▶ _Given exercise 1_
In the preface below, reproduce the part from "On the macro-economic" through "Resource Economics Society.", replacing "macro-economic framework" with "macroeconomic model".

The central economic policy idea in this book is that the prospects of full employment and low inflation without external financing problems are determined jointly by the levels of expenditure and competitiveness, and not by the level of expenditure alone. The intellectual origins of this idea go back to James Meade (including his visit to Australia in the 1930s), Roland Wilson, Trevor Swan and then Max Corden. Failure to apply this insight was a cause of the Australian recessions of 1974–75, 1982–83 and 1990–91. Marx said, in his reflections on the rise of Louis Napoleon, that history repeats itself the first time as tragedy and then as farce. This books tries to help Australians to avoid having to find a word to contain both tragedy and farce.

On the macro-economic framework, I have benefited a great deal from discussions over recent years with Max Corden, Peter Jonson, David Gruen, Martin Parkinson, Gordon de Brouwer, David Vines and Glenn Stevens. Of course, none should be blamed for the resting place of my thoughts that is recorded in this book. I have received helpful comment on the evolving macro-economic issues from seminars and conferences at which I have discussed versions of the macro-economic framework at the University of Melbourne on several occasions (including a joint seminar with Peter Jonson at the Institute of Applied Economic and Social Research), the Australian Treasury, the Australian National University, the Economics Society of Australia (separately at the ACT and Victorian branches), Victoria University, Peking University and the Australian Agricultural and Resource Economics Society.

▶ _Given data_
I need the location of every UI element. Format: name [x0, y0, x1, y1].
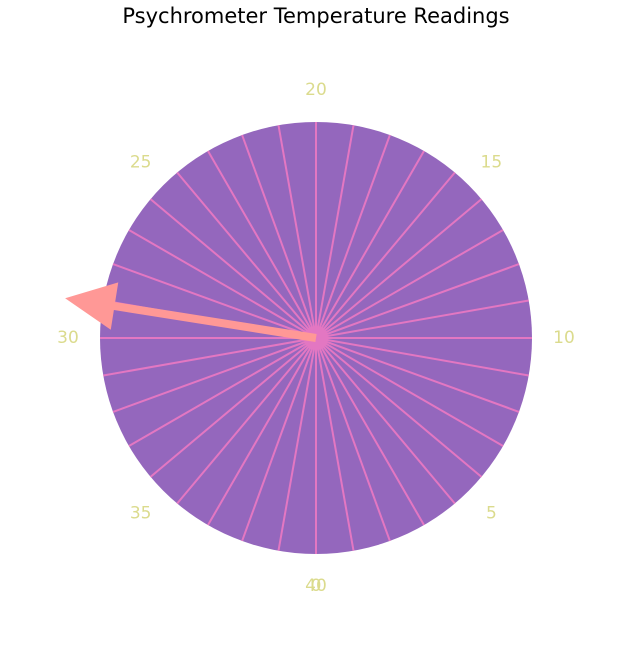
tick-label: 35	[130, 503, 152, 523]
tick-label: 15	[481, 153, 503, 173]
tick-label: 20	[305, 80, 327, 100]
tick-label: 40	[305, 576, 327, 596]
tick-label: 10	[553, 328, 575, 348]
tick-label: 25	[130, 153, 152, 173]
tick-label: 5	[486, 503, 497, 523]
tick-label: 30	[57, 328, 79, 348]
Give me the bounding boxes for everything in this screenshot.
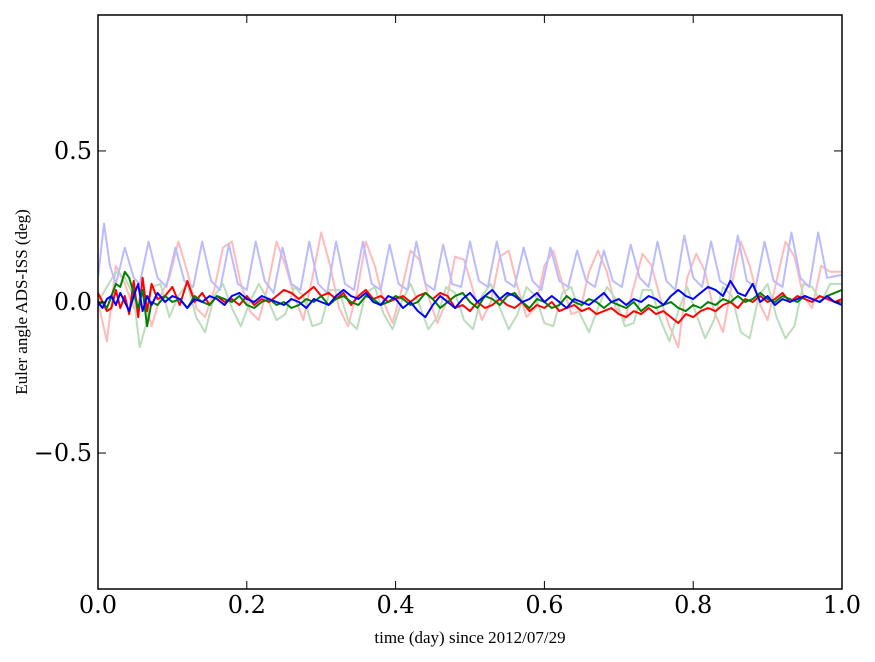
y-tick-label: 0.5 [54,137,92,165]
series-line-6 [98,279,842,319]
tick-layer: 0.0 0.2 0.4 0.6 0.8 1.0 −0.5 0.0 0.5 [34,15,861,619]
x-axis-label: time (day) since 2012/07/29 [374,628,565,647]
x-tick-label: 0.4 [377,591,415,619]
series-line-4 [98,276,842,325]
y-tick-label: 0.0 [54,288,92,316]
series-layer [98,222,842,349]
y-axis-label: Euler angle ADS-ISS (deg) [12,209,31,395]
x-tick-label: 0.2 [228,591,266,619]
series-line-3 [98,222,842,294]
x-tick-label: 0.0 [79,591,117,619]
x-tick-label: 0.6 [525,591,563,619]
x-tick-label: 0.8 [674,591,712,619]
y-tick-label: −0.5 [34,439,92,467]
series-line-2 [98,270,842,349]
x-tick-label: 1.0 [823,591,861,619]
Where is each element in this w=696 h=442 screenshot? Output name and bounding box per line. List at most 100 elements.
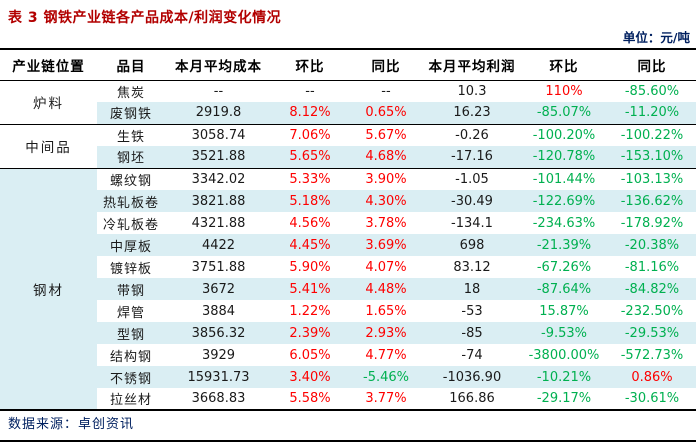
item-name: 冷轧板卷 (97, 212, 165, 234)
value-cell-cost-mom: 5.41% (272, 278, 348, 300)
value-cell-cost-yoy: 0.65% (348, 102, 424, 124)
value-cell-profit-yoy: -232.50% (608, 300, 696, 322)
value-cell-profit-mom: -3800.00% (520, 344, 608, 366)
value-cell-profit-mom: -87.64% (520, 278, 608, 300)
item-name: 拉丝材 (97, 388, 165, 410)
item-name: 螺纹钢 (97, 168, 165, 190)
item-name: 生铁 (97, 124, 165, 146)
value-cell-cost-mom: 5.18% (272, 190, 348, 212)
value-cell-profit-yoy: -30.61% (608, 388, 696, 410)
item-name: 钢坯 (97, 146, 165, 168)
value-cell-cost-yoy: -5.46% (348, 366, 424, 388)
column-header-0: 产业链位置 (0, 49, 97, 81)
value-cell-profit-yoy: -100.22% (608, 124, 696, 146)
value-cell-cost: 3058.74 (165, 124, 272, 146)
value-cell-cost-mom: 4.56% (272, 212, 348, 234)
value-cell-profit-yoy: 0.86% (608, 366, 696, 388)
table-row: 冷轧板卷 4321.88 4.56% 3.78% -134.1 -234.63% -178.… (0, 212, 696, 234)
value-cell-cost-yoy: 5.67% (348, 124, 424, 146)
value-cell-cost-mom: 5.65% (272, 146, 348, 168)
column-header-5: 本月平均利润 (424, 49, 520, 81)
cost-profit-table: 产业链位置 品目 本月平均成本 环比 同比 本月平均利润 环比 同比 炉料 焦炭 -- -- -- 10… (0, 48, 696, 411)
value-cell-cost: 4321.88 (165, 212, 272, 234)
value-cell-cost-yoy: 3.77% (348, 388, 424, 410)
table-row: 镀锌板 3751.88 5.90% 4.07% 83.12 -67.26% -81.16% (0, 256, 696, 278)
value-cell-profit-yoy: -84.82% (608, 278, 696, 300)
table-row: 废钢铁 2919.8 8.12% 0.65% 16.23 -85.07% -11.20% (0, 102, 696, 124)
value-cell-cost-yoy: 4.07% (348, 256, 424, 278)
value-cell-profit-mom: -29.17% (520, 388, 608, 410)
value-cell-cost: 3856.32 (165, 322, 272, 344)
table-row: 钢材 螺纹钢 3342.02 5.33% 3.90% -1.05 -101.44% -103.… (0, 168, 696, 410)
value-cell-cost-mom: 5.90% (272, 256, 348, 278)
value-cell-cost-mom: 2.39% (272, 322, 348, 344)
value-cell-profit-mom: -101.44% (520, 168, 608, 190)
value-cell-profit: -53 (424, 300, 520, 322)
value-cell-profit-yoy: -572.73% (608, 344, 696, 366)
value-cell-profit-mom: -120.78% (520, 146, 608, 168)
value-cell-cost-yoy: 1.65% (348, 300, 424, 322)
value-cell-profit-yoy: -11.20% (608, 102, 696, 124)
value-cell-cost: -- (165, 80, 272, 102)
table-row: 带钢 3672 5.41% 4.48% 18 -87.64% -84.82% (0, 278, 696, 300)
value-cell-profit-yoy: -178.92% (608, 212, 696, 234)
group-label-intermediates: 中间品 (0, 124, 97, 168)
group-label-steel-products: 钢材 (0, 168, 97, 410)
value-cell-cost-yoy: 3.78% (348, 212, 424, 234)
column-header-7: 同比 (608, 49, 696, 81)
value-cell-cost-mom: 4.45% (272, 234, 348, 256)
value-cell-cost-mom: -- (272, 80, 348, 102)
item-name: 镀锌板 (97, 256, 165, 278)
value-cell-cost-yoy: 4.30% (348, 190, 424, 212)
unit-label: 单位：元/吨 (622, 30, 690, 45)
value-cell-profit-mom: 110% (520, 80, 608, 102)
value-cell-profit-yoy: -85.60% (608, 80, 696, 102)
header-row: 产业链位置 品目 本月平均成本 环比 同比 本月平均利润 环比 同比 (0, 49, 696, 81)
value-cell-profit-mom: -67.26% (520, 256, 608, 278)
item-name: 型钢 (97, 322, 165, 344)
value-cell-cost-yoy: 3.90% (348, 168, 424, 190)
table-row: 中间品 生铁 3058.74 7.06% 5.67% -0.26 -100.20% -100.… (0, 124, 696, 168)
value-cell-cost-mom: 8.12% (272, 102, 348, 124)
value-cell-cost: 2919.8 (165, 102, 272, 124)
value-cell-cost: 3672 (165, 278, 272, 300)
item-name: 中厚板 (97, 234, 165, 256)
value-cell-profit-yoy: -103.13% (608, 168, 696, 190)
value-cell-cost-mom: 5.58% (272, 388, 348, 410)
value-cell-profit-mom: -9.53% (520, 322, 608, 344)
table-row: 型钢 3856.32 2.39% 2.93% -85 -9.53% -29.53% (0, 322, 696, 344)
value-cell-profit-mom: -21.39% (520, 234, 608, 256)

▶ _Given exercise 2_
Count the lines of the rows above that contain the string "this", treating case as significant. Give only the number.

▶ _Written response 1_
On the macroeconomic model, I have benefited a great deal from discussions over recent years with Max Corden, Peter Jonson, David Gruen, Martin Parkinson, Gordon de Brouwer, David Vines and Glenn Stevens. Of course, none should be blamed for the resting place of my thoughts that is recorded in this book. I have received helpful comment on the evolving macro-economic issues from seminars and conferences at which I have discussed versions of the macroeconomic model at the University of Melbourne on several occasions (including a joint seminar with Peter Jonson at the Institute of Applied Economic and Social Research), the Australian Treasury, the Australian National University, the Economics Society of Australia (separately at the ACT and Victorian branches), Victoria University, Peking University and the Australian Agricultural and Resource Economics Society.

▶ _Written response 2_
2